Job -> Transcribe each line exactly.

Dataset content ->
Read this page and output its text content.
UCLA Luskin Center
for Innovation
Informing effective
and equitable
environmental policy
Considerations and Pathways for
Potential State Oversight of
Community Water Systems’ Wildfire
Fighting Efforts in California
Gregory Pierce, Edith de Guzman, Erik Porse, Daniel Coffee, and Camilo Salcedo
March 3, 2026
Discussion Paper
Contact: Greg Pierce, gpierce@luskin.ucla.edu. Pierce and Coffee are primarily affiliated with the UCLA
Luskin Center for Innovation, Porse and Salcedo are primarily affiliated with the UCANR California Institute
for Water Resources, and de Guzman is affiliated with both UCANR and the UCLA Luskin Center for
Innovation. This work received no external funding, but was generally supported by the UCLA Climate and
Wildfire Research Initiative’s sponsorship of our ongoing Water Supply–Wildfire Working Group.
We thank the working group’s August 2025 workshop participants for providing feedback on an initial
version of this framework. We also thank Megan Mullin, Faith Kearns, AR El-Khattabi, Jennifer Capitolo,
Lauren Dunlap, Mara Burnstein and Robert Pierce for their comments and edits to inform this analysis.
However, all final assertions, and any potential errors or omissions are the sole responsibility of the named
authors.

Final result ->
Read this page and output its text content.
UCLA Luskin Center
for Innovation
Informing effective
and equitable
environmental policy
Considerations and Pathways for
Potential State Oversight of
Community Water Systems’ Wildfire
Fighting Efforts in California
Gregory Pierce, Edith de Guzman, Erik Porse, Daniel Coffee, and Camilo Salcedo
March 3, 2026
Discussion Paper
Contact: Greg Pierce, gpierce@luskin.ucla.edu. Pierce and Coffee are primarily affiliated with the UCLA
Luskin Center for Innovation, Porse and Salcedo are primarily affiliated with the UCANR California Institute
for Water Resources, and de Guzman is affiliated with both UCANR and the UCLA Luskin Center for
Innovation. This work received no external funding, but was generally supported by the UCLA Climate and
Wildfire Research Initiative’s sponsorship of our ongoing Water Supply–Wildfire Working Group.
We thank the working group’s August 2025 workshop participants for providing feedback on an initial
version of this framework. We also thank Megan Mullin, Faith Kearns, AR El-Khattabi, Jennifer Capitolo,
Lauren Dunlap, Mara Burnstein and Robert Pierce for their comments and edits to inform this analysis.
However, all final assertions, and any potential errors or omissions are the sole responsibility of the named
authors.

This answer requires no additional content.